* BEGIN The input *

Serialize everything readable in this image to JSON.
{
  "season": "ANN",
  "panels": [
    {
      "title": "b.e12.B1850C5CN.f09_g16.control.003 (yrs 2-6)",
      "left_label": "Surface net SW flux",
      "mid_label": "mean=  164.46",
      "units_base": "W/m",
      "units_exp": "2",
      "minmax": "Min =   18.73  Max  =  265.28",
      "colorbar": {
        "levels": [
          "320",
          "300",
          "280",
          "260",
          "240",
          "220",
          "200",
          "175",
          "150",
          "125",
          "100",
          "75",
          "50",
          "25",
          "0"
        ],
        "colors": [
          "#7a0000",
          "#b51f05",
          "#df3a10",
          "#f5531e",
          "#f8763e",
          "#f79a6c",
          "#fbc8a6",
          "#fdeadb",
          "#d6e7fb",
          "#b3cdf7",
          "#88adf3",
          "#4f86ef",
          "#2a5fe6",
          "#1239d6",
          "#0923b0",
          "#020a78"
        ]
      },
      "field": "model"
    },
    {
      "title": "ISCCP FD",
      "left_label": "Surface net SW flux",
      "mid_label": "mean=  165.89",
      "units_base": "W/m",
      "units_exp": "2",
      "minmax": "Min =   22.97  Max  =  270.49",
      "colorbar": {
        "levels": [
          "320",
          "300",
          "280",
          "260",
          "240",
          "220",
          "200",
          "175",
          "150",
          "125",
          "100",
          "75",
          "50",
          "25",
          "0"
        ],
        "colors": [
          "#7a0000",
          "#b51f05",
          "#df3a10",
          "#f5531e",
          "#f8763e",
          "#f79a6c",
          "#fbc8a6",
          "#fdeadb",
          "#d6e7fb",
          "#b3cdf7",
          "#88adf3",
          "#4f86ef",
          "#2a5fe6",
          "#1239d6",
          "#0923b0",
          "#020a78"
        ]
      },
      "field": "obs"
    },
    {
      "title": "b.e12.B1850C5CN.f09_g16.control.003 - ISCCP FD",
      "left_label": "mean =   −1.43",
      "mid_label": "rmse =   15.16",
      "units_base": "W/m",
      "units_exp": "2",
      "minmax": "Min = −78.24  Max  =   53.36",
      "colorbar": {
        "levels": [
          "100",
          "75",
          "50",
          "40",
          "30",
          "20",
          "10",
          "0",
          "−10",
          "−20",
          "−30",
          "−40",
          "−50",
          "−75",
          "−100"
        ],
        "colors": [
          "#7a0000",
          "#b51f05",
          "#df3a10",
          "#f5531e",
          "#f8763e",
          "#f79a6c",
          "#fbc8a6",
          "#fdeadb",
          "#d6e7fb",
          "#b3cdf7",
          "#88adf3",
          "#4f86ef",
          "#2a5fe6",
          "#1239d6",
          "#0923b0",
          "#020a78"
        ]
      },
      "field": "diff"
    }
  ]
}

* END The input *

### [Exercise]
Go through the listing above and restate it word for word.

### [Complete answer]
Serialize everything readable in this image to JSON.
{
  "season": "ANN",
  "panels": [
    {
      "title": "b.e12.B1850C5CN.f09_g16.control.003 (yrs 2-6)",
      "left_label": "Surface net SW flux",
      "mid_label": "mean=  164.46",
      "units_base": "W/m",
      "units_exp": "2",
      "minmax": "Min =   18.73  Max  =  265.28",
      "colorbar": {
        "levels": [
          "320",
          "300",
          "280",
          "260",
          "240",
          "220",
          "200",
          "175",
          "150",
          "125",
          "100",
          "75",
          "50",
          "25",
          "0"
        ],
        "colors": [
          "#7a0000",
          "#b51f05",
          "#df3a10",
          "#f5531e",
          "#f8763e",
          "#f79a6c",
          "#fbc8a6",
          "#fdeadb",
          "#d6e7fb",
          "#b3cdf7",
          "#88adf3",
          "#4f86ef",
          "#2a5fe6",
          "#1239d6",
          "#0923b0",
          "#020a78"
        ]
      },
      "field": "model"
    },
    {
      "title": "ISCCP FD",
      "left_label": "Surface net SW flux",
      "mid_label": "mean=  165.89",
      "units_base": "W/m",
      "units_exp": "2",
      "minmax": "Min =   22.97  Max  =  270.49",
      "colorbar": {
        "levels": [
          "320",
          "300",
          "280",
          "260",
          "240",
          "220",
          "200",
          "175",
          "150",
          "125",
          "100",
          "75",
          "50",
          "25",
          "0"
        ],
        "colors": [
          "#7a0000",
          "#b51f05",
          "#df3a10",
          "#f5531e",
          "#f8763e",
          "#f79a6c",
          "#fbc8a6",
          "#fdeadb",
          "#d6e7fb",
          "#b3cdf7",
          "#88adf3",
          "#4f86ef",
          "#2a5fe6",
          "#1239d6",
          "#0923b0",
          "#020a78"
        ]
      },
      "field": "obs"
    },
    {
      "title": "b.e12.B1850C5CN.f09_g16.control.003 - ISCCP FD",
      "left_label": "mean =   −1.43",
      "mid_label": "rmse =   15.16",
      "units_base": "W/m",
      "units_exp": "2",
      "minmax": "Min = −78.24  Max  =   53.36",
      "colorbar": {
        "levels": [
          "100",
          "75",
          "50",
          "40",
          "30",
          "20",
          "10",
          "0",
          "−10",
          "−20",
          "−30",
          "−40",
          "−50",
          "−75",
          "−100"
        ],
        "colors": [
          "#7a0000",
          "#b51f05",
          "#df3a10",
          "#f5531e",
          "#f8763e",
          "#f79a6c",
          "#fbc8a6",
          "#fdeadb",
          "#d6e7fb",
          "#b3cdf7",
          "#88adf3",
          "#4f86ef",
          "#2a5fe6",
          "#1239d6",
          "#0923b0",
          "#020a78"
        ]
      },
      "field": "diff"
    }
  ]
}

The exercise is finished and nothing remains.